Stored data
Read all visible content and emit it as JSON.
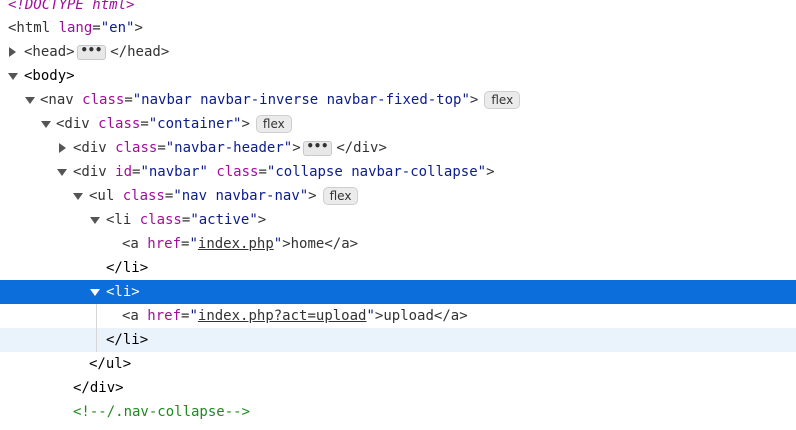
{
  "rows": [
    {
      "text": "<!DOCTYPE html>"
    },
    {
      "tag_open": "<html ",
      "attr": "lang",
      "eq": "=",
      "val": "\"en\"",
      "tag_close": ">"
    },
    {
      "tag_open": "<head>",
      "ellipsis": "•••",
      "tag_end": "</head>"
    },
    {
      "tag": "<body>"
    },
    {
      "tag_open": "<nav ",
      "attr": "class",
      "eq": "=",
      "val": "\"navbar navbar-inverse navbar-fixed-top\"",
      "tag_close": ">",
      "badge": "flex"
    },
    {
      "tag_open": "<div ",
      "attr": "class",
      "eq": "=",
      "val": "\"container\"",
      "tag_close": ">",
      "badge": "flex"
    },
    {
      "tag_open": "<div ",
      "attr": "class",
      "eq": "=",
      "val": "\"navbar-header\"",
      "tag_close": ">",
      "ellipsis": "•••",
      "tag_end": "</div>"
    },
    {
      "tag_open": "<div ",
      "attr1": "id",
      "eq1": "=",
      "val1": "\"navbar\"",
      "sp": " ",
      "attr2": "class",
      "eq2": "=",
      "val2": "\"collapse navbar-collapse\"",
      "tag_close": ">"
    },
    {
      "tag_open": "<ul ",
      "attr": "class",
      "eq": "=",
      "val": "\"nav navbar-nav\"",
      "tag_close": ">",
      "badge": "flex"
    },
    {
      "tag_open": "<li ",
      "attr": "class",
      "eq": "=",
      "val": "\"active\"",
      "tag_close": ">"
    },
    {
      "tag_open": "<a ",
      "attr": "href",
      "eq": "=",
      "q1": "\"",
      "link": "index.php",
      "q2": "\"",
      "tag_close": ">",
      "text": "home",
      "tag_end": "</a>"
    },
    {
      "tag": "</li>"
    },
    {
      "tag": "<li>"
    },
    {
      "tag_open": "<a ",
      "attr": "href",
      "eq": "=",
      "q1": "\"",
      "link": "index.php?act=upload",
      "q2": "\"",
      "tag_close": ">",
      "text": "upload",
      "tag_end": "</a>"
    },
    {
      "tag": "</li>"
    },
    {
      "tag": "</ul>"
    },
    {
      "tag": "</div>"
    },
    {
      "comment": "<!--/.nav-collapse-->"
    }
  ],
  "colors": {
    "selection": "#0b6edb",
    "hover": "#eaf3fb",
    "attr": "#a10f9b",
    "value": "#0c1c8c",
    "comment": "#1f8a1f"
  }
}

WORK INSTRUCTIONS
Scan the listing above for the word "navbar" and copy every line that holds it.

TASK ANSWER
      "val": "\"navbar navbar-inverse navbar-fixed-top\"",
      "val": "\"navbar-header\"",
      "val1": "\"navbar\"",
      "val2": "\"collapse navbar-collapse\"",
      "val": "\"nav navbar-nav\"",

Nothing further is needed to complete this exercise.